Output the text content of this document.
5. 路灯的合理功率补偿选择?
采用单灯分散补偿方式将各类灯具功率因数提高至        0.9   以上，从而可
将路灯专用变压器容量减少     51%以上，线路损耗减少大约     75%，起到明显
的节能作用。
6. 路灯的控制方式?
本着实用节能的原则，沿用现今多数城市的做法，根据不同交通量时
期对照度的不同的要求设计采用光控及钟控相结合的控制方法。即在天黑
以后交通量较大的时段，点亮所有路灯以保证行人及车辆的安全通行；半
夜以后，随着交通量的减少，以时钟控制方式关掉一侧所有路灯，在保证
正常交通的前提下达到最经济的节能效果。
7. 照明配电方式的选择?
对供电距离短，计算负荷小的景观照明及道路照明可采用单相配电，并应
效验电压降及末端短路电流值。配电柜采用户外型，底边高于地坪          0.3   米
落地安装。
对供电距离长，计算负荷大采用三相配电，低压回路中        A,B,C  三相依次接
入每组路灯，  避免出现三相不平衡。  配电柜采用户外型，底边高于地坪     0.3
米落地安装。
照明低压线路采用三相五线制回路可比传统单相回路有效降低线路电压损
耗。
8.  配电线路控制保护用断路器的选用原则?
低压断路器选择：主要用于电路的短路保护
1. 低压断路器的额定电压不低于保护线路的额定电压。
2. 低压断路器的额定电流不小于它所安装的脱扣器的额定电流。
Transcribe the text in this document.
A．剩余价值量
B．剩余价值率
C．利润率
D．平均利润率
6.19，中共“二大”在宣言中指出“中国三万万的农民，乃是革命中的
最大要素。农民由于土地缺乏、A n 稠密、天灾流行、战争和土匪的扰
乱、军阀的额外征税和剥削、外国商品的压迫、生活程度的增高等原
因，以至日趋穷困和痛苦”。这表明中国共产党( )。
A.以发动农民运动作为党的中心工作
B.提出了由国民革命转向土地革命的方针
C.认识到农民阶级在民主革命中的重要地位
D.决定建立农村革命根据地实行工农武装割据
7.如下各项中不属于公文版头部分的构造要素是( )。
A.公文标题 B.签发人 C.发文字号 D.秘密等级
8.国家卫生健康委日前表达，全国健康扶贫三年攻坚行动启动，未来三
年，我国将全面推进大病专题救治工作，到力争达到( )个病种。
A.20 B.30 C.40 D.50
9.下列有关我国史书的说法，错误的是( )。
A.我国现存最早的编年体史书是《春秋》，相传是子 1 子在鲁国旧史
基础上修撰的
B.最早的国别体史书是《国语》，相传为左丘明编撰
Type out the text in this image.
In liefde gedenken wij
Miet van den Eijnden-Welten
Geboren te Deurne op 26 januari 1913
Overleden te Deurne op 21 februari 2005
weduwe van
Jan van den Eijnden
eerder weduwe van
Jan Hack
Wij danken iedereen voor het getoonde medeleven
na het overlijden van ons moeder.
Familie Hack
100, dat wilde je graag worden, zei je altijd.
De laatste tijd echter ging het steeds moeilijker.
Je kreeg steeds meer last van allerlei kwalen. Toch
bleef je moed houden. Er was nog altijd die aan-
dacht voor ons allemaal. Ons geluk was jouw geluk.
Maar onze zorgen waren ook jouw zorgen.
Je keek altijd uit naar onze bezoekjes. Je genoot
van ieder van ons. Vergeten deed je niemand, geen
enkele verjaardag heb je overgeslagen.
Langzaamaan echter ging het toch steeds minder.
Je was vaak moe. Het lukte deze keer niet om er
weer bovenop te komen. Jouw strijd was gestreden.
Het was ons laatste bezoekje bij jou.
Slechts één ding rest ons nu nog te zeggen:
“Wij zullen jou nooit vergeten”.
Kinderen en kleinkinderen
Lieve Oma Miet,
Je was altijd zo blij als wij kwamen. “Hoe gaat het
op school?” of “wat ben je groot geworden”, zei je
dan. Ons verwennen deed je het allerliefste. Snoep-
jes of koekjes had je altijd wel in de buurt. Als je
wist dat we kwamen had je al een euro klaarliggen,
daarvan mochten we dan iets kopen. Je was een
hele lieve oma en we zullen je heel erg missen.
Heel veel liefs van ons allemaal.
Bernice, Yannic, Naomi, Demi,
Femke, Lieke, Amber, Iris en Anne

___

Problem requirements> Emit the records above again, exactly, with no line skipped.

Reply to the exercise>
Output the text content of this document.
5. 路灯的合理功率补偿选择?
采用单灯分散补偿方式将各类灯具功率因数提高至        0.9   以上，从而可
将路灯专用变压器容量减少     51%以上，线路损耗减少大约     75%，起到明显
的节能作用。
6. 路灯的控制方式?
本着实用节能的原则，沿用现今多数城市的做法，根据不同交通量时
期对照度的不同的要求设计采用光控及钟控相结合的控制方法。即在天黑
以后交通量较大的时段，点亮所有路灯以保证行人及车辆的安全通行；半
夜以后，随着交通量的减少，以时钟控制方式关掉一侧所有路灯，在保证
正常交通的前提下达到最经济的节能效果。
7. 照明配电方式的选择?
对供电距离短，计算负荷小的景观照明及道路照明可采用单相配电，并应
效验电压降及末端短路电流值。配电柜采用户外型，底边高于地坪          0.3   米
落地安装。
对供电距离长，计算负荷大采用三相配电，低压回路中        A,B,C  三相依次接
入每组路灯，  避免出现三相不平衡。  配电柜采用户外型，底边高于地坪     0.3
米落地安装。
照明低压线路采用三相五线制回路可比传统单相回路有效降低线路电压损
耗。
8.  配电线路控制保护用断路器的选用原则?
低压断路器选择：主要用于电路的短路保护
1. 低压断路器的额定电压不低于保护线路的额定电压。
2. 低压断路器的额定电流不小于它所安装的脱扣器的额定电流。
Transcribe the text in this document.
A．剩余价值量
B．剩余价值率
C．利润率
D．平均利润率
6.19，中共“二大”在宣言中指出“中国三万万的农民，乃是革命中的
最大要素。农民由于土地缺乏、A n 稠密、天灾流行、战争和土匪的扰
乱、军阀的额外征税和剥削、外国商品的压迫、生活程度的增高等原
因，以至日趋穷困和痛苦”。这表明中国共产党( )。
A.以发动农民运动作为党的中心工作
B.提出了由国民革命转向土地革命的方针
C.认识到农民阶级在民主革命中的重要地位
D.决定建立农村革命根据地实行工农武装割据
7.如下各项中不属于公文版头部分的构造要素是( )。
A.公文标题 B.签发人 C.发文字号 D.秘密等级
8.国家卫生健康委日前表达，全国健康扶贫三年攻坚行动启动，未来三
年，我国将全面推进大病专题救治工作，到力争达到( )个病种。
A.20 B.30 C.40 D.50
9.下列有关我国史书的说法，错误的是( )。
A.我国现存最早的编年体史书是《春秋》，相传是子 1 子在鲁国旧史
基础上修撰的
B.最早的国别体史书是《国语》，相传为左丘明编撰
Type out the text in this image.
In liefde gedenken wij
Miet van den Eijnden-Welten
Geboren te Deurne op 26 januari 1913
Overleden te Deurne op 21 februari 2005
weduwe van
Jan van den Eijnden
eerder weduwe van
Jan Hack
Wij danken iedereen voor het getoonde medeleven
na het overlijden van ons moeder.
Familie Hack
100, dat wilde je graag worden, zei je altijd.
De laatste tijd echter ging het steeds moeilijker.
Je kreeg steeds meer last van allerlei kwalen. Toch
bleef je moed houden. Er was nog altijd die aan-
dacht voor ons allemaal. Ons geluk was jouw geluk.
Maar onze zorgen waren ook jouw zorgen.
Je keek altijd uit naar onze bezoekjes. Je genoot
van ieder van ons. Vergeten deed je niemand, geen
enkele verjaardag heb je overgeslagen.
Langzaamaan echter ging het toch steeds minder.
Je was vaak moe. Het lukte deze keer niet om er
weer bovenop te komen. Jouw strijd was gestreden.
Het was ons laatste bezoekje bij jou.
Slechts één ding rest ons nu nog te zeggen:
“Wij zullen jou nooit vergeten”.
Kinderen en kleinkinderen
Lieve Oma Miet,
Je was altijd zo blij als wij kwamen. “Hoe gaat het
op school?” of “wat ben je groot geworden”, zei je
dan. Ons verwennen deed je het allerliefste. Snoep-
jes of koekjes had je altijd wel in de buurt. Als je
wist dat we kwamen had je al een euro klaarliggen,
daarvan mochten we dan iets kopen. Je was een
hele lieve oma en we zullen je heel erg missen.
Heel veel liefs van ons allemaal.
Bernice, Yannic, Naomi, Demi,
Femke, Lieke, Amber, Iris en Anne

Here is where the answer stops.